What you are asked to do: Repeat the material exactly, leaving nothing out.

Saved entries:
- - - - -

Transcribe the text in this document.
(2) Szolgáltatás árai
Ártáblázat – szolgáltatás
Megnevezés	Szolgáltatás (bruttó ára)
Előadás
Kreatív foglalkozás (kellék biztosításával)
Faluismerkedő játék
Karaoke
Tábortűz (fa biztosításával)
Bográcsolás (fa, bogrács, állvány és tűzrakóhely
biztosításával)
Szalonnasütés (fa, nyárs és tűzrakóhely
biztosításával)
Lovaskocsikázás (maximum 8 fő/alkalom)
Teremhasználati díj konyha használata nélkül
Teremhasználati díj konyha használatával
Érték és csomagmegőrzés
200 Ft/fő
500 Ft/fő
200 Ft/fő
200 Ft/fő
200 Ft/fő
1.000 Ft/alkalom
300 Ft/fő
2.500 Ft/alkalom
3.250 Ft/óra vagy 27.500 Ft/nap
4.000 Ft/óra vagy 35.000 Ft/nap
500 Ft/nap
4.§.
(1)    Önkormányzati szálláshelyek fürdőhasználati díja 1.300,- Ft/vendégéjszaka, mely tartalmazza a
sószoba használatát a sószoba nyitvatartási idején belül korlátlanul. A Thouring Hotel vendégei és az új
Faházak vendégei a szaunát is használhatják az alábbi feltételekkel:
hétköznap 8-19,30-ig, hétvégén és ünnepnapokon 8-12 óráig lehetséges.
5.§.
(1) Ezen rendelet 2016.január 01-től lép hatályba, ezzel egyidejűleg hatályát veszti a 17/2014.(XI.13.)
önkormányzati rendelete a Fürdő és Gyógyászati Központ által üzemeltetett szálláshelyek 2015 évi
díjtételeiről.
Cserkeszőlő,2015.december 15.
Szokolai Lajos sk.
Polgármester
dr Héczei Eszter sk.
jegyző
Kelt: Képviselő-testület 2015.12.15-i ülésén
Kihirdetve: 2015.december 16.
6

- - - - -

Answer to the task:
Transcribe the text in this document.
(2) Szolgáltatás árai
Ártáblázat – szolgáltatás
Megnevezés	Szolgáltatás (bruttó ára)
Előadás
Kreatív foglalkozás (kellék biztosításával)
Faluismerkedő játék
Karaoke
Tábortűz (fa biztosításával)
Bográcsolás (fa, bogrács, állvány és tűzrakóhely
biztosításával)
Szalonnasütés (fa, nyárs és tűzrakóhely
biztosításával)
Lovaskocsikázás (maximum 8 fő/alkalom)
Teremhasználati díj konyha használata nélkül
Teremhasználati díj konyha használatával
Érték és csomagmegőrzés
200 Ft/fő
500 Ft/fő
200 Ft/fő
200 Ft/fő
200 Ft/fő
1.000 Ft/alkalom
300 Ft/fő
2.500 Ft/alkalom
3.250 Ft/óra vagy 27.500 Ft/nap
4.000 Ft/óra vagy 35.000 Ft/nap
500 Ft/nap
4.§.
(1)    Önkormányzati szálláshelyek fürdőhasználati díja 1.300,- Ft/vendégéjszaka, mely tartalmazza a
sószoba használatát a sószoba nyitvatartási idején belül korlátlanul. A Thouring Hotel vendégei és az új
Faházak vendégei a szaunát is használhatják az alábbi feltételekkel:
hétköznap 8-19,30-ig, hétvégén és ünnepnapokon 8-12 óráig lehetséges.
5.§.
(1) Ezen rendelet 2016.január 01-től lép hatályba, ezzel egyidejűleg hatályát veszti a 17/2014.(XI.13.)
önkormányzati rendelete a Fürdő és Gyógyászati Központ által üzemeltetett szálláshelyek 2015 évi
díjtételeiről.
Cserkeszőlő,2015.december 15.
Szokolai Lajos sk.
Polgármester
dr Héczei Eszter sk.
jegyző
Kelt: Képviselő-testület 2015.12.15-i ülésén
Kihirdetve: 2015.december 16.
6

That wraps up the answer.